Written task: Transcribe the entries exactly; images are not part of the copy.

══ Listed records ══

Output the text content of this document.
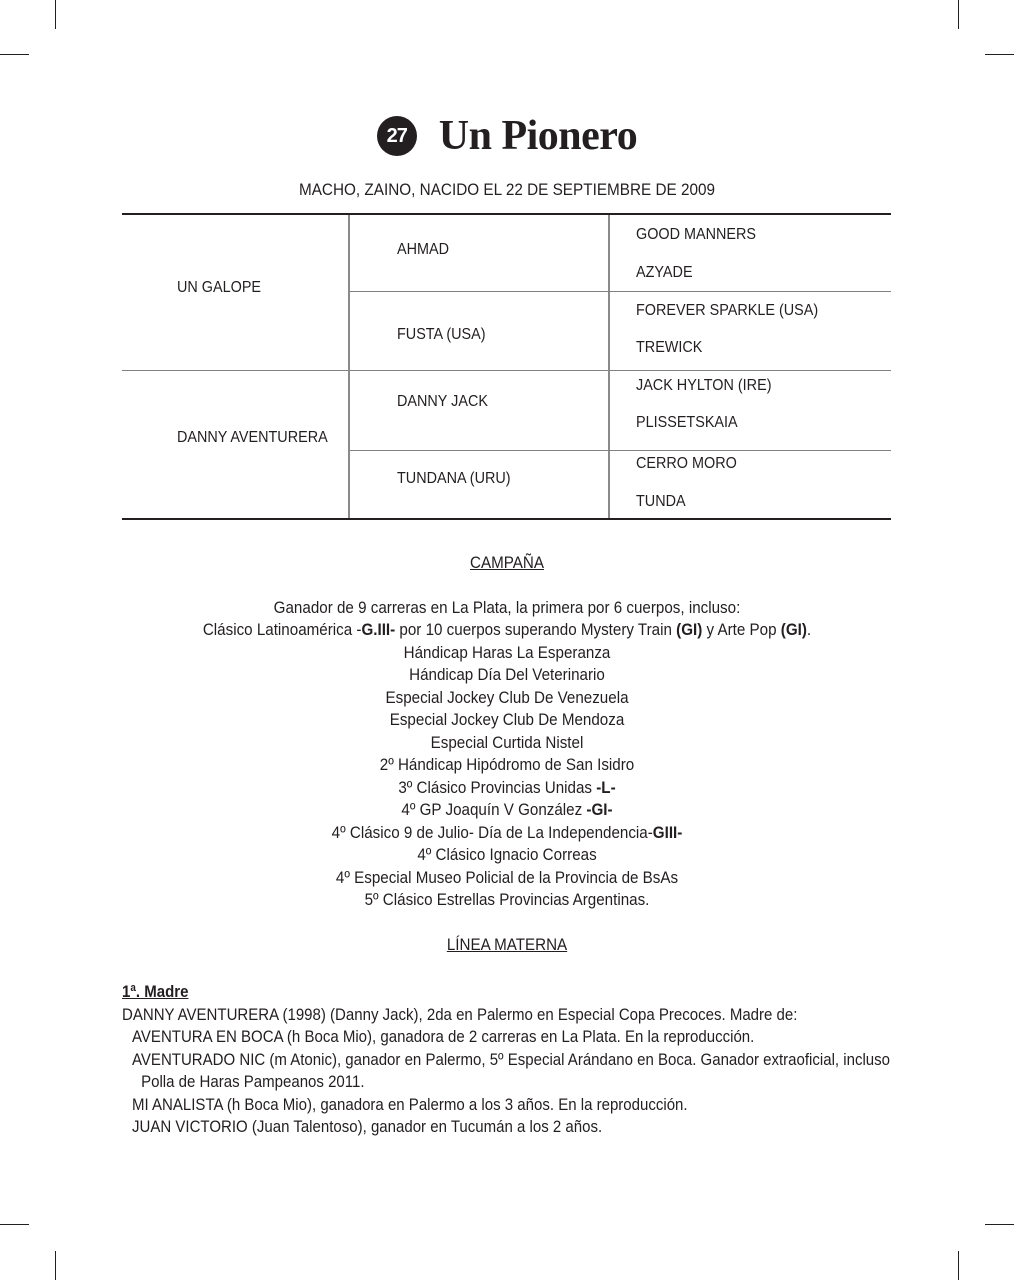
27 Un Pionero
MACHO, ZAINO, NACIDO EL 22 DE SEPTIEMBRE DE 2009
UN GALOPE
DANNY AVENTURERA
AHMAD
FUSTA (USA)
DANNY JACK
TUNDANA (URU)
GOOD MANNERS
AZYADE
FOREVER SPARKLE (USA)
TREWICK
JACK HYLTON (IRE)
PLISSETSKAIA
CERRO MORO
TUNDA
CAMPAÑA
Ganador de 9 carreras en La Plata, la primera por 6 cuerpos, incluso:
Clásico Latinoamérica -G.III- por 10 cuerpos superando Mystery Train (GI) y Arte Pop (GI).
Hándicap Haras La Esperanza
Hándicap Día Del Veterinario
Especial Jockey Club De Venezuela
Especial Jockey Club De Mendoza
Especial Curtida Nistel
2º Hándicap Hipódromo de San Isidro
3º Clásico Provincias Unidas -L-
4º GP Joaquín V González -GI-
4º Clásico 9 de Julio- Día de La Independencia-GIII-
4º Clásico Ignacio Correas
4º Especial Museo Policial de la Provincia de BsAs
5º Clásico Estrellas Provincias Argentinas.
LÍNEA MATERNA
1ª. Madre
DANNY AVENTURERA (1998) (Danny Jack), 2da en Palermo en Especial Copa Precoces. Madre de:
AVENTURA EN BOCA (h Boca Mio), ganadora de 2 carreras en La Plata. En la reproducción.
AVENTURADO NIC (m Atonic), ganador en Palermo, 5º Especial Arándano en Boca. Ganador extraoficial, incluso
Polla de Haras Pampeanos 2011.
MI ANALISTA (h Boca Mio), ganadora en Palermo a los 3 años. En la reproducción.
JUAN VICTORIO (Juan Talentoso), ganador en Tucumán a los 2 años.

═══

Reply:
Output the text content of this document.
27 Un Pionero
MACHO, ZAINO, NACIDO EL 22 DE SEPTIEMBRE DE 2009
UN GALOPE
DANNY AVENTURERA
AHMAD
FUSTA (USA)
DANNY JACK
TUNDANA (URU)
GOOD MANNERS
AZYADE
FOREVER SPARKLE (USA)
TREWICK
JACK HYLTON (IRE)
PLISSETSKAIA
CERRO MORO
TUNDA
CAMPAÑA
Ganador de 9 carreras en La Plata, la primera por 6 cuerpos, incluso:
Clásico Latinoamérica -G.III- por 10 cuerpos superando Mystery Train (GI) y Arte Pop (GI).
Hándicap Haras La Esperanza
Hándicap Día Del Veterinario
Especial Jockey Club De Venezuela
Especial Jockey Club De Mendoza
Especial Curtida Nistel
2º Hándicap Hipódromo de San Isidro
3º Clásico Provincias Unidas -L-
4º GP Joaquín V González -GI-
4º Clásico 9 de Julio- Día de La Independencia-GIII-
4º Clásico Ignacio Correas
4º Especial Museo Policial de la Provincia de BsAs
5º Clásico Estrellas Provincias Argentinas.
LÍNEA MATERNA
1ª. Madre
DANNY AVENTURERA (1998) (Danny Jack), 2da en Palermo en Especial Copa Precoces. Madre de:
AVENTURA EN BOCA (h Boca Mio), ganadora de 2 carreras en La Plata. En la reproducción.
AVENTURADO NIC (m Atonic), ganador en Palermo, 5º Especial Arándano en Boca. Ganador extraoficial, incluso
Polla de Haras Pampeanos 2011.
MI ANALISTA (h Boca Mio), ganadora en Palermo a los 3 años. En la reproducción.
JUAN VICTORIO (Juan Talentoso), ganador en Tucumán a los 2 años.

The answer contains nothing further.